= Exercise brief =
Transcribe the records below in full; pictures stay out of the copy.

= Data supplied =

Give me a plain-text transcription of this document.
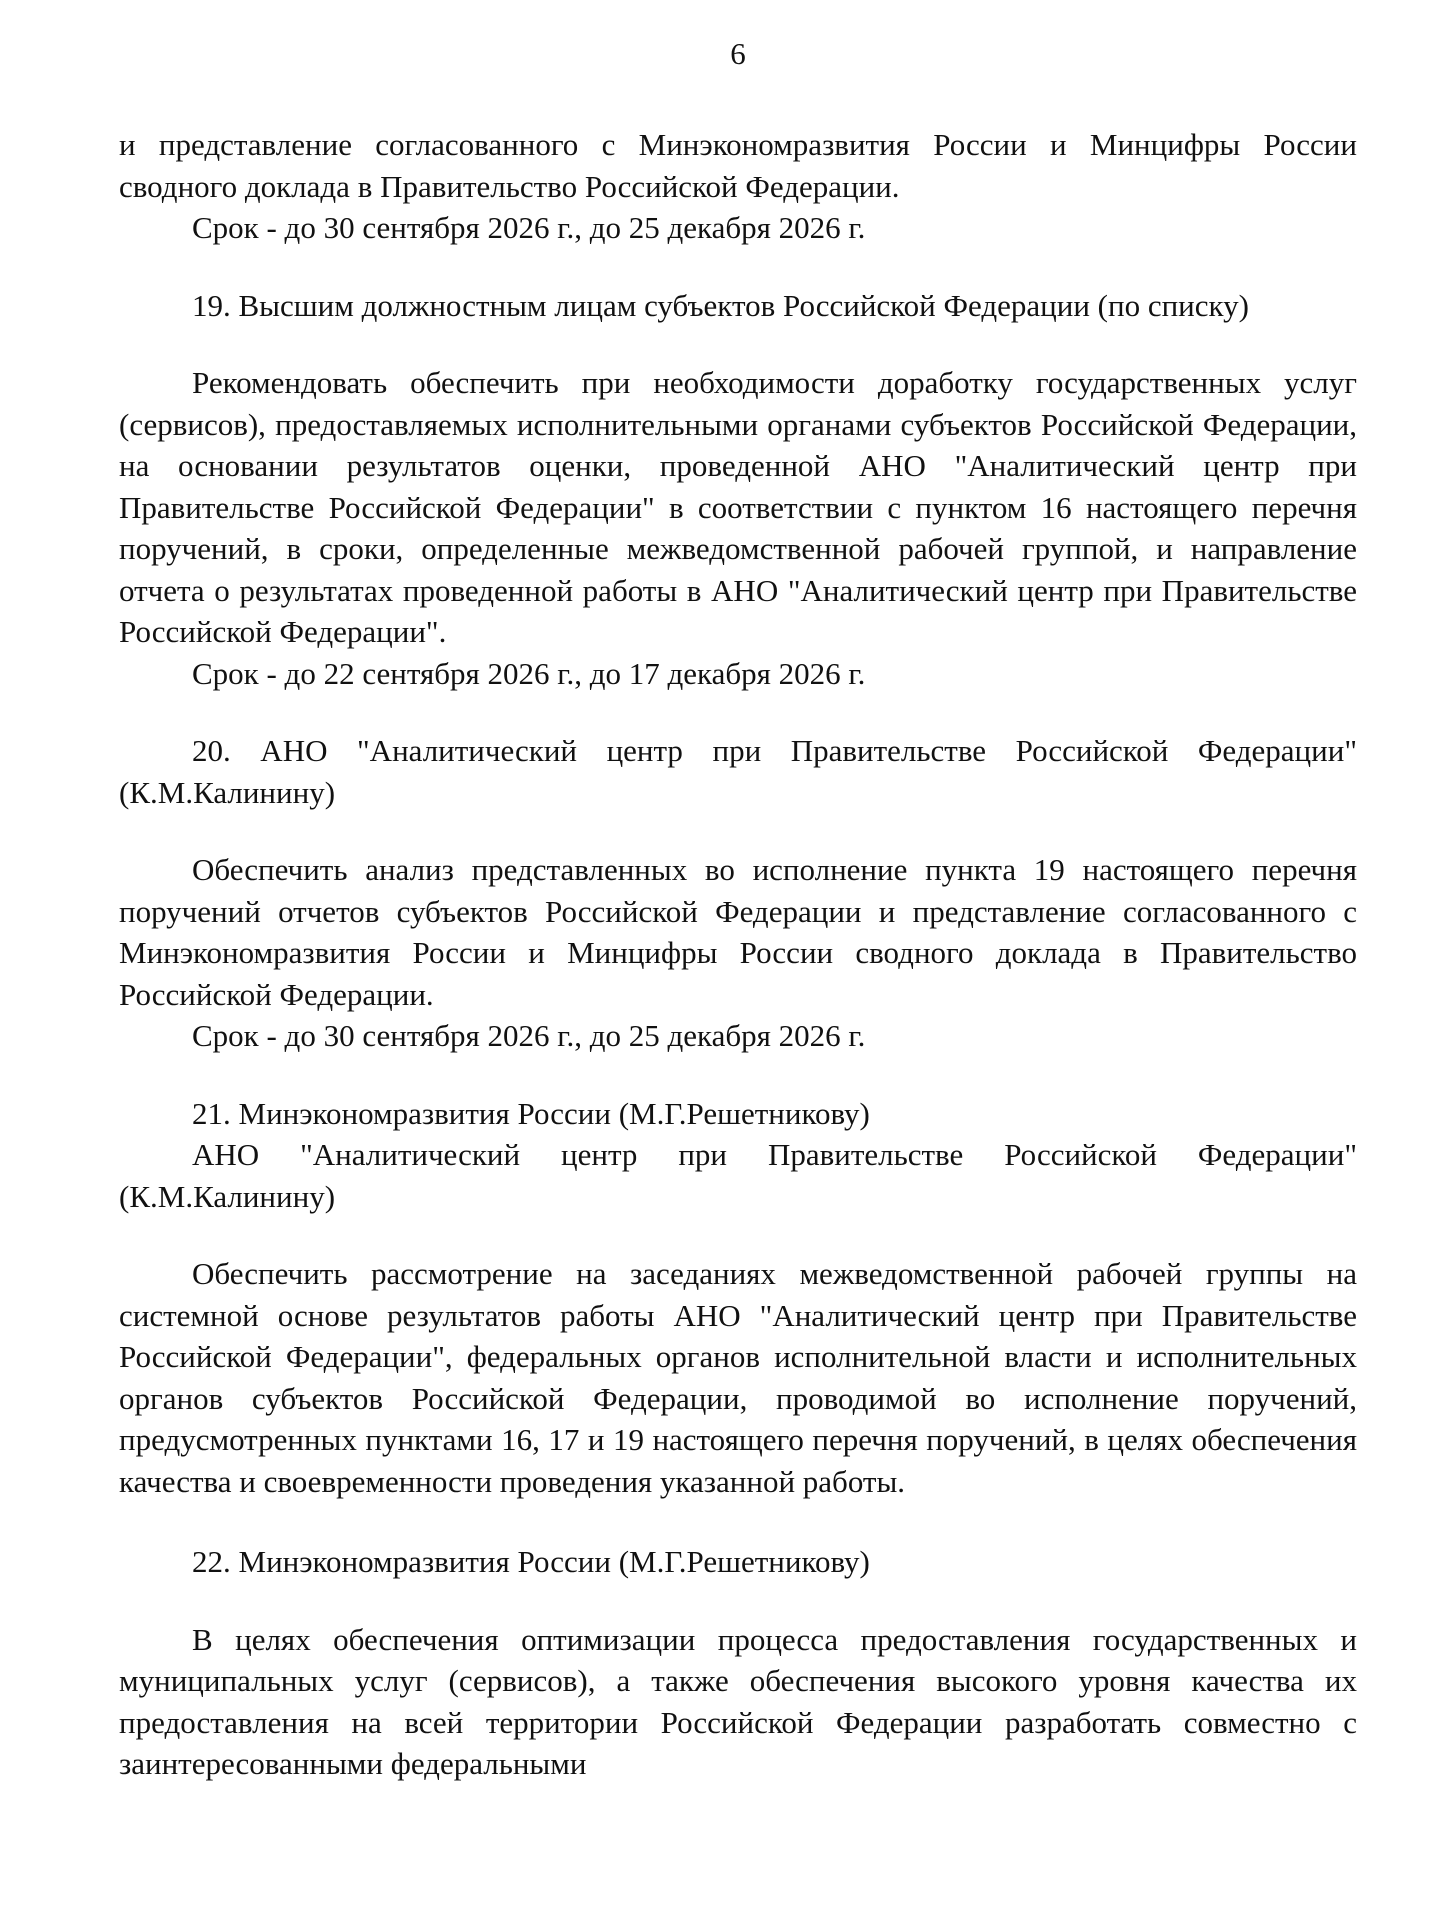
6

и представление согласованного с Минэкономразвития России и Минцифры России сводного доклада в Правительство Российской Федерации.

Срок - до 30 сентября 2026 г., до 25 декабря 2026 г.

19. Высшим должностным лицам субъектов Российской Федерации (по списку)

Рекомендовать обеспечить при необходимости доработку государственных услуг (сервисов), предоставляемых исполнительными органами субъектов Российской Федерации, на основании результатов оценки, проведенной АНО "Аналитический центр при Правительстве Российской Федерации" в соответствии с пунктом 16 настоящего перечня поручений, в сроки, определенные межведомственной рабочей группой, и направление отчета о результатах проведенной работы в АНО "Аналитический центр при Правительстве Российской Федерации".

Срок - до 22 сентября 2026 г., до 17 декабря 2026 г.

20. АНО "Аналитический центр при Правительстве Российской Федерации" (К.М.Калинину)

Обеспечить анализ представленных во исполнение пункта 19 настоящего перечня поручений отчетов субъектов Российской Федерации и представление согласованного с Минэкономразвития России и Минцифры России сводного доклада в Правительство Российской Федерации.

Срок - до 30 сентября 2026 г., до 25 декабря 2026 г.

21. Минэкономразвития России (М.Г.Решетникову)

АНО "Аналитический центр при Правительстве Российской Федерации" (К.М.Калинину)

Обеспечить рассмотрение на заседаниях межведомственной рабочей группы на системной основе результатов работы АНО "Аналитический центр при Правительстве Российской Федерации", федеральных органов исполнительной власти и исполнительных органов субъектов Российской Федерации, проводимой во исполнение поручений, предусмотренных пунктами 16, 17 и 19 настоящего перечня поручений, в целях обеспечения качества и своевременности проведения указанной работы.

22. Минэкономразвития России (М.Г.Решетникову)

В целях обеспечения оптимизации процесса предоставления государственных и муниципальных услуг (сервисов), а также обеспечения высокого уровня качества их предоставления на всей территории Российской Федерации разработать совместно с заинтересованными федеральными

= Correct output =
Give me a plain-text transcription of this document.
6

и представление согласованного с Минэкономразвития России и Минцифры России сводного доклада в Правительство Российской Федерации.

Срок - до 30 сентября 2026 г., до 25 декабря 2026 г.

19. Высшим должностным лицам субъектов Российской Федерации (по списку)

Рекомендовать обеспечить при необходимости доработку государственных услуг (сервисов), предоставляемых исполнительными органами субъектов Российской Федерации, на основании результатов оценки, проведенной АНО "Аналитический центр при Правительстве Российской Федерации" в соответствии с пунктом 16 настоящего перечня поручений, в сроки, определенные межведомственной рабочей группой, и направление отчета о результатах проведенной работы в АНО "Аналитический центр при Правительстве Российской Федерации".

Срок - до 22 сентября 2026 г., до 17 декабря 2026 г.

20. АНО "Аналитический центр при Правительстве Российской Федерации" (К.М.Калинину)

Обеспечить анализ представленных во исполнение пункта 19 настоящего перечня поручений отчетов субъектов Российской Федерации и представление согласованного с Минэкономразвития России и Минцифры России сводного доклада в Правительство Российской Федерации.

Срок - до 30 сентября 2026 г., до 25 декабря 2026 г.

21. Минэкономразвития России (М.Г.Решетникову)

АНО "Аналитический центр при Правительстве Российской Федерации" (К.М.Калинину)

Обеспечить рассмотрение на заседаниях межведомственной рабочей группы на системной основе результатов работы АНО "Аналитический центр при Правительстве Российской Федерации", федеральных органов исполнительной власти и исполнительных органов субъектов Российской Федерации, проводимой во исполнение поручений, предусмотренных пунктами 16, 17 и 19 настоящего перечня поручений, в целях обеспечения качества и своевременности проведения указанной работы.

22. Минэкономразвития России (М.Г.Решетникову)

В целях обеспечения оптимизации процесса предоставления государственных и муниципальных услуг (сервисов), а также обеспечения высокого уровня качества их предоставления на всей территории Российской Федерации разработать совместно с заинтересованными федеральными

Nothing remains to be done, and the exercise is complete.